STATED EXERCISE
Return every line of the material exactly.

'''

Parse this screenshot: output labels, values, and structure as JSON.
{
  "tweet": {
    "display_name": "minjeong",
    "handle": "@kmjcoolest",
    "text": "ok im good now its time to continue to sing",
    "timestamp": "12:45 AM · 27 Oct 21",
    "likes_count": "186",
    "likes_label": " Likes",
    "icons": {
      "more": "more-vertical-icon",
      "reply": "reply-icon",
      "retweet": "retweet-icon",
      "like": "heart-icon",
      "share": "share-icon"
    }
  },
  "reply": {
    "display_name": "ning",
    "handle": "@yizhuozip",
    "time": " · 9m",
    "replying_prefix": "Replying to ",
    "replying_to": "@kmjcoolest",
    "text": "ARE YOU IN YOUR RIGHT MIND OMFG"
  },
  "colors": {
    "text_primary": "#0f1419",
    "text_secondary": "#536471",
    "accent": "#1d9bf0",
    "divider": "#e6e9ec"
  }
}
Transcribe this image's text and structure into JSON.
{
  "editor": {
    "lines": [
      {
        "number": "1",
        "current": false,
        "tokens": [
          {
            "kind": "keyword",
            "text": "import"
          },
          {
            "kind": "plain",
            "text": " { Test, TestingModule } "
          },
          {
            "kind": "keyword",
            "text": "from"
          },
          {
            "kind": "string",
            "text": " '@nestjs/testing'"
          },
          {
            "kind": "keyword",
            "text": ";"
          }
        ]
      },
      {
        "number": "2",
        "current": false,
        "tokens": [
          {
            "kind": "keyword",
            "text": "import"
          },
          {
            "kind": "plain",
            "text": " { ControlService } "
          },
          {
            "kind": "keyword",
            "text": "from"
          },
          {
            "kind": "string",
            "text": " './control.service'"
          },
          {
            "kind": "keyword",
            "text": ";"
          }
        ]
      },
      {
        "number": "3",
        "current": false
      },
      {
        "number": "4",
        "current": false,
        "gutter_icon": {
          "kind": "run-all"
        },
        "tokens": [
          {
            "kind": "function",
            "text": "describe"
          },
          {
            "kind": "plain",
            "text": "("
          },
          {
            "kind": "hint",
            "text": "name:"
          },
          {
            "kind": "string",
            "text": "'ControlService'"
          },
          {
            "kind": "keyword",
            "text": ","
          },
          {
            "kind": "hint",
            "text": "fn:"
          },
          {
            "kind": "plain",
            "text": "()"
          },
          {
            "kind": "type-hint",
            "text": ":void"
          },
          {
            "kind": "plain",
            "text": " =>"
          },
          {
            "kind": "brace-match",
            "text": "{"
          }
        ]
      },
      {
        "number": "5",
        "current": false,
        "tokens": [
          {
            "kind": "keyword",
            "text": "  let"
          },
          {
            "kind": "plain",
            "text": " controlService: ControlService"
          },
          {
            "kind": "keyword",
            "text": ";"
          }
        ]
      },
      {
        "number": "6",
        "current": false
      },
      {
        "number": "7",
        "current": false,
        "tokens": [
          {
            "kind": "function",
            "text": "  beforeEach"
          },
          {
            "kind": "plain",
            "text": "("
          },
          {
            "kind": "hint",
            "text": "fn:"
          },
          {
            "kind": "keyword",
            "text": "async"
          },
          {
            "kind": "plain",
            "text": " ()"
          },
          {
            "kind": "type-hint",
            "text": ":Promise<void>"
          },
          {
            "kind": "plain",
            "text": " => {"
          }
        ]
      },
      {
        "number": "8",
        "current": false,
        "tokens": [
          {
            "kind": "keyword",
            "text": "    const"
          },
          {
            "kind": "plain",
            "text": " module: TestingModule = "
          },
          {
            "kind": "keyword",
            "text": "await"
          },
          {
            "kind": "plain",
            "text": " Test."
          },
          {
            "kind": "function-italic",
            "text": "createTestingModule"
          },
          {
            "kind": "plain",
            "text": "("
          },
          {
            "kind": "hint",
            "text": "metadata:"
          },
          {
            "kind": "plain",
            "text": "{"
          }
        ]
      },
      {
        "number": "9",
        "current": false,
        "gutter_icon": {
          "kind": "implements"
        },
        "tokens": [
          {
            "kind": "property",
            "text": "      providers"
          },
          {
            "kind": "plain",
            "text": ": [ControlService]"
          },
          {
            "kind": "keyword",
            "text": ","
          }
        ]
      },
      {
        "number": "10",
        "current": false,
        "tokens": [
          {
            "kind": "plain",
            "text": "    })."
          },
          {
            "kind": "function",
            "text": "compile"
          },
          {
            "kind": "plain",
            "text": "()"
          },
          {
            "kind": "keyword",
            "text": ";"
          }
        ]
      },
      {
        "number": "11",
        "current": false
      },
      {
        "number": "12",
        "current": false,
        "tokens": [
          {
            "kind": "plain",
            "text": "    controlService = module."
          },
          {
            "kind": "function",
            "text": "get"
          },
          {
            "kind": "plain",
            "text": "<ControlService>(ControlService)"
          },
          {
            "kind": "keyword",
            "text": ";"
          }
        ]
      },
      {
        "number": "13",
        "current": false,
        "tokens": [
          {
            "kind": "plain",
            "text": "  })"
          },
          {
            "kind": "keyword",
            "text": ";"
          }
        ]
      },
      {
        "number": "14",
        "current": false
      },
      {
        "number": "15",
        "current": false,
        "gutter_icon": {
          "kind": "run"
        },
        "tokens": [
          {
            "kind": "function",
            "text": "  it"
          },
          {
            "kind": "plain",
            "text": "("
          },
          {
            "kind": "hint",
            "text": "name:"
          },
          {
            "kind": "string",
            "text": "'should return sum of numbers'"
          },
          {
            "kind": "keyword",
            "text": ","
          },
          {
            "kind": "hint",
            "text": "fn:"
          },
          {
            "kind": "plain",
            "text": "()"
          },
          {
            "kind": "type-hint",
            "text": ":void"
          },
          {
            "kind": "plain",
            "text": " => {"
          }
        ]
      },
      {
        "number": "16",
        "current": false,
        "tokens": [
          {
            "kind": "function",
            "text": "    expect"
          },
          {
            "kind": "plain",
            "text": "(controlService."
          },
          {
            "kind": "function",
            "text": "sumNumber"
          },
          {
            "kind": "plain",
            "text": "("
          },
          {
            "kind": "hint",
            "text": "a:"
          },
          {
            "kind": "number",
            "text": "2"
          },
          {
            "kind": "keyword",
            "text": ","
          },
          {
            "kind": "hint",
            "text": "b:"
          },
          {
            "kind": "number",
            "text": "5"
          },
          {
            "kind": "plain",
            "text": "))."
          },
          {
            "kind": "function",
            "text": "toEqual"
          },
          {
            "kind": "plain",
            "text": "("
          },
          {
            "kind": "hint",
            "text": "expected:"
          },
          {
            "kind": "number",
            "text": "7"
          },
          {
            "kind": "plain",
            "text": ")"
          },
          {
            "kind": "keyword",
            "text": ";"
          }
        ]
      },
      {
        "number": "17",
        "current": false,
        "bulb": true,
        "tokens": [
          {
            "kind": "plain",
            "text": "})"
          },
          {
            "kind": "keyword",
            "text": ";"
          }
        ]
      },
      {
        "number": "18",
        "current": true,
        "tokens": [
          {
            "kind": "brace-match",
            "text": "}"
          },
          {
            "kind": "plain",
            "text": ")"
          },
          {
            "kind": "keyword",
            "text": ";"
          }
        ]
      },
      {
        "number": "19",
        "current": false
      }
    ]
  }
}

'''

FINAL ANSWER
Parse this screenshot: output labels, values, and structure as JSON.
{
  "tweet": {
    "display_name": "minjeong",
    "handle": "@kmjcoolest",
    "text": "ok im good now its time to continue to sing",
    "timestamp": "12:45 AM · 27 Oct 21",
    "likes_count": "186",
    "likes_label": " Likes",
    "icons": {
      "more": "more-vertical-icon",
      "reply": "reply-icon",
      "retweet": "retweet-icon",
      "like": "heart-icon",
      "share": "share-icon"
    }
  },
  "reply": {
    "display_name": "ning",
    "handle": "@yizhuozip",
    "time": " · 9m",
    "replying_prefix": "Replying to ",
    "replying_to": "@kmjcoolest",
    "text": "ARE YOU IN YOUR RIGHT MIND OMFG"
  },
  "colors": {
    "text_primary": "#0f1419",
    "text_secondary": "#536471",
    "accent": "#1d9bf0",
    "divider": "#e6e9ec"
  }
}
Transcribe this image's text and structure into JSON.
{
  "editor": {
    "lines": [
      {
        "number": "1",
        "current": false,
        "tokens": [
          {
            "kind": "keyword",
            "text": "import"
          },
          {
            "kind": "plain",
            "text": " { Test, TestingModule } "
          },
          {
            "kind": "keyword",
            "text": "from"
          },
          {
            "kind": "string",
            "text": " '@nestjs/testing'"
          },
          {
            "kind": "keyword",
            "text": ";"
          }
        ]
      },
      {
        "number": "2",
        "current": false,
        "tokens": [
          {
            "kind": "keyword",
            "text": "import"
          },
          {
            "kind": "plain",
            "text": " { ControlService } "
          },
          {
            "kind": "keyword",
            "text": "from"
          },
          {
            "kind": "string",
            "text": " './control.service'"
          },
          {
            "kind": "keyword",
            "text": ";"
          }
        ]
      },
      {
        "number": "3",
        "current": false
      },
      {
        "number": "4",
        "current": false,
        "gutter_icon": {
          "kind": "run-all"
        },
        "tokens": [
          {
            "kind": "function",
            "text": "describe"
          },
          {
            "kind": "plain",
            "text": "("
          },
          {
            "kind": "hint",
            "text": "name:"
          },
          {
            "kind": "string",
            "text": "'ControlService'"
          },
          {
            "kind": "keyword",
            "text": ","
          },
          {
            "kind": "hint",
            "text": "fn:"
          },
          {
            "kind": "plain",
            "text": "()"
          },
          {
            "kind": "type-hint",
            "text": ":void"
          },
          {
            "kind": "plain",
            "text": " =>"
          },
          {
            "kind": "brace-match",
            "text": "{"
          }
        ]
      },
      {
        "number": "5",
        "current": false,
        "tokens": [
          {
            "kind": "keyword",
            "text": "  let"
          },
          {
            "kind": "plain",
            "text": " controlService: ControlService"
          },
          {
            "kind": "keyword",
            "text": ";"
          }
        ]
      },
      {
        "number": "6",
        "current": false
      },
      {
        "number": "7",
        "current": false,
        "tokens": [
          {
            "kind": "function",
            "text": "  beforeEach"
          },
          {
            "kind": "plain",
            "text": "("
          },
          {
            "kind": "hint",
            "text": "fn:"
          },
          {
            "kind": "keyword",
            "text": "async"
          },
          {
            "kind": "plain",
            "text": " ()"
          },
          {
            "kind": "type-hint",
            "text": ":Promise<void>"
          },
          {
            "kind": "plain",
            "text": " => {"
          }
        ]
      },
      {
        "number": "8",
        "current": false,
        "tokens": [
          {
            "kind": "keyword",
            "text": "    const"
          },
          {
            "kind": "plain",
            "text": " module: TestingModule = "
          },
          {
            "kind": "keyword",
            "text": "await"
          },
          {
            "kind": "plain",
            "text": " Test."
          },
          {
            "kind": "function-italic",
            "text": "createTestingModule"
          },
          {
            "kind": "plain",
            "text": "("
          },
          {
            "kind": "hint",
            "text": "metadata:"
          },
          {
            "kind": "plain",
            "text": "{"
          }
        ]
      },
      {
        "number": "9",
        "current": false,
        "gutter_icon": {
          "kind": "implements"
        },
        "tokens": [
          {
            "kind": "property",
            "text": "      providers"
          },
          {
            "kind": "plain",
            "text": ": [ControlService]"
          },
          {
            "kind": "keyword",
            "text": ","
          }
        ]
      },
      {
        "number": "10",
        "current": false,
        "tokens": [
          {
            "kind": "plain",
            "text": "    })."
          },
          {
            "kind": "function",
            "text": "compile"
          },
          {
            "kind": "plain",
            "text": "()"
          },
          {
            "kind": "keyword",
            "text": ";"
          }
        ]
      },
      {
        "number": "11",
        "current": false
      },
      {
        "number": "12",
        "current": false,
        "tokens": [
          {
            "kind": "plain",
            "text": "    controlService = module."
          },
          {
            "kind": "function",
            "text": "get"
          },
          {
            "kind": "plain",
            "text": "<ControlService>(ControlService)"
          },
          {
            "kind": "keyword",
            "text": ";"
          }
        ]
      },
      {
        "number": "13",
        "current": false,
        "tokens": [
          {
            "kind": "plain",
            "text": "  })"
          },
          {
            "kind": "keyword",
            "text": ";"
          }
        ]
      },
      {
        "number": "14",
        "current": false
      },
      {
        "number": "15",
        "current": false,
        "gutter_icon": {
          "kind": "run"
        },
        "tokens": [
          {
            "kind": "function",
            "text": "  it"
          },
          {
            "kind": "plain",
            "text": "("
          },
          {
            "kind": "hint",
            "text": "name:"
          },
          {
            "kind": "string",
            "text": "'should return sum of numbers'"
          },
          {
            "kind": "keyword",
            "text": ","
          },
          {
            "kind": "hint",
            "text": "fn:"
          },
          {
            "kind": "plain",
            "text": "()"
          },
          {
            "kind": "type-hint",
            "text": ":void"
          },
          {
            "kind": "plain",
            "text": " => {"
          }
        ]
      },
      {
        "number": "16",
        "current": false,
        "tokens": [
          {
            "kind": "function",
            "text": "    expect"
          },
          {
            "kind": "plain",
            "text": "(controlService."
          },
          {
            "kind": "function",
            "text": "sumNumber"
          },
          {
            "kind": "plain",
            "text": "("
          },
          {
            "kind": "hint",
            "text": "a:"
          },
          {
            "kind": "number",
            "text": "2"
          },
          {
            "kind": "keyword",
            "text": ","
          },
          {
            "kind": "hint",
            "text": "b:"
          },
          {
            "kind": "number",
            "text": "5"
          },
          {
            "kind": "plain",
            "text": "))."
          },
          {
            "kind": "function",
            "text": "toEqual"
          },
          {
            "kind": "plain",
            "text": "("
          },
          {
            "kind": "hint",
            "text": "expected:"
          },
          {
            "kind": "number",
            "text": "7"
          },
          {
            "kind": "plain",
            "text": ")"
          },
          {
            "kind": "keyword",
            "text": ";"
          }
        ]
      },
      {
        "number": "17",
        "current": false,
        "bulb": true,
        "tokens": [
          {
            "kind": "plain",
            "text": "})"
          },
          {
            "kind": "keyword",
            "text": ";"
          }
        ]
      },
      {
        "number": "18",
        "current": true,
        "tokens": [
          {
            "kind": "brace-match",
            "text": "}"
          },
          {
            "kind": "plain",
            "text": ")"
          },
          {
            "kind": "keyword",
            "text": ";"
          }
        ]
      },
      {
        "number": "19",
        "current": false
      }
    ]
  }
}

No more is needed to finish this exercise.